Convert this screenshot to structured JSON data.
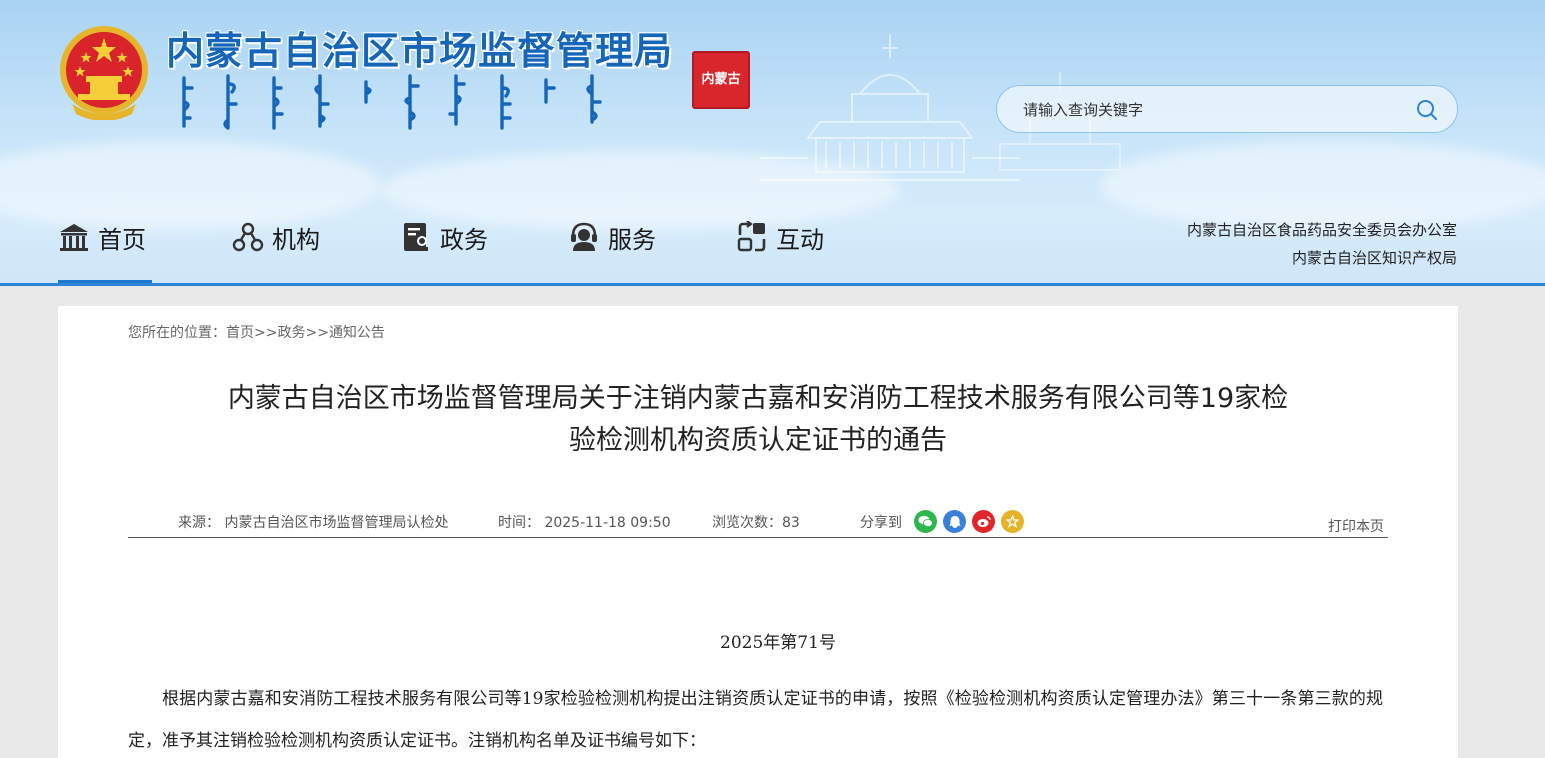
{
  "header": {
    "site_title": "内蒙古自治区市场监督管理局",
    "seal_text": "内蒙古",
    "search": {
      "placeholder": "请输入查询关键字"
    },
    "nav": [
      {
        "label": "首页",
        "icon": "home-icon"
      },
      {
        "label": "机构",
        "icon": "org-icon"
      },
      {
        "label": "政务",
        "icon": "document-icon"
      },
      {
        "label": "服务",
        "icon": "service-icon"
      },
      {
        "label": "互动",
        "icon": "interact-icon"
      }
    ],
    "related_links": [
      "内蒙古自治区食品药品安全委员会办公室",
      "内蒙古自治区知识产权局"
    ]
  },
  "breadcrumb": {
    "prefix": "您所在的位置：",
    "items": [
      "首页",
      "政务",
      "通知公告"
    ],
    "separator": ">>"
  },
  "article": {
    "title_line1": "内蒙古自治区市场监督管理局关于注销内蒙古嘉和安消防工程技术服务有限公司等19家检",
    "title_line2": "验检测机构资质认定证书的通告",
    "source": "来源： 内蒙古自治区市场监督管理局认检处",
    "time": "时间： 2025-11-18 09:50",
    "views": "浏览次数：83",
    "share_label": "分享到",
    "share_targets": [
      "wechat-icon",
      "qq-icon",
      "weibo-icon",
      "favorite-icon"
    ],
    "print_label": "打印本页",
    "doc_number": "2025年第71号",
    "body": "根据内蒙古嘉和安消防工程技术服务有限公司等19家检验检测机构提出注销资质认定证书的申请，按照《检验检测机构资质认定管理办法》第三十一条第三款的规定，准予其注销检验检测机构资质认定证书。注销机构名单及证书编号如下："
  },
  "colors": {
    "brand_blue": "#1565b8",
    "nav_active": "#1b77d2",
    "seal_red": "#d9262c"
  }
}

──────────────────────────────

> _What to work on_:
Transcribe all of the entries word for word, but skip any pictures they contain.

> _Exercise output_:
Convert this screenshot to structured JSON data.
{
  "header": {
    "site_title": "内蒙古自治区市场监督管理局",
    "seal_text": "内蒙古",
    "search": {
      "placeholder": "请输入查询关键字"
    },
    "nav": [
      {
        "label": "首页",
        "icon": "home-icon"
      },
      {
        "label": "机构",
        "icon": "org-icon"
      },
      {
        "label": "政务",
        "icon": "document-icon"
      },
      {
        "label": "服务",
        "icon": "service-icon"
      },
      {
        "label": "互动",
        "icon": "interact-icon"
      }
    ],
    "related_links": [
      "内蒙古自治区食品药品安全委员会办公室",
      "内蒙古自治区知识产权局"
    ]
  },
  "breadcrumb": {
    "prefix": "您所在的位置：",
    "items": [
      "首页",
      "政务",
      "通知公告"
    ],
    "separator": ">>"
  },
  "article": {
    "title_line1": "内蒙古自治区市场监督管理局关于注销内蒙古嘉和安消防工程技术服务有限公司等19家检",
    "title_line2": "验检测机构资质认定证书的通告",
    "source": "来源： 内蒙古自治区市场监督管理局认检处",
    "time": "时间： 2025-11-18 09:50",
    "views": "浏览次数：83",
    "share_label": "分享到",
    "share_targets": [
      "wechat-icon",
      "qq-icon",
      "weibo-icon",
      "favorite-icon"
    ],
    "print_label": "打印本页",
    "doc_number": "2025年第71号",
    "body": "根据内蒙古嘉和安消防工程技术服务有限公司等19家检验检测机构提出注销资质认定证书的申请，按照《检验检测机构资质认定管理办法》第三十一条第三款的规定，准予其注销检验检测机构资质认定证书。注销机构名单及证书编号如下："
  },
  "colors": {
    "brand_blue": "#1565b8",
    "nav_active": "#1b77d2",
    "seal_red": "#d9262c"
  }
}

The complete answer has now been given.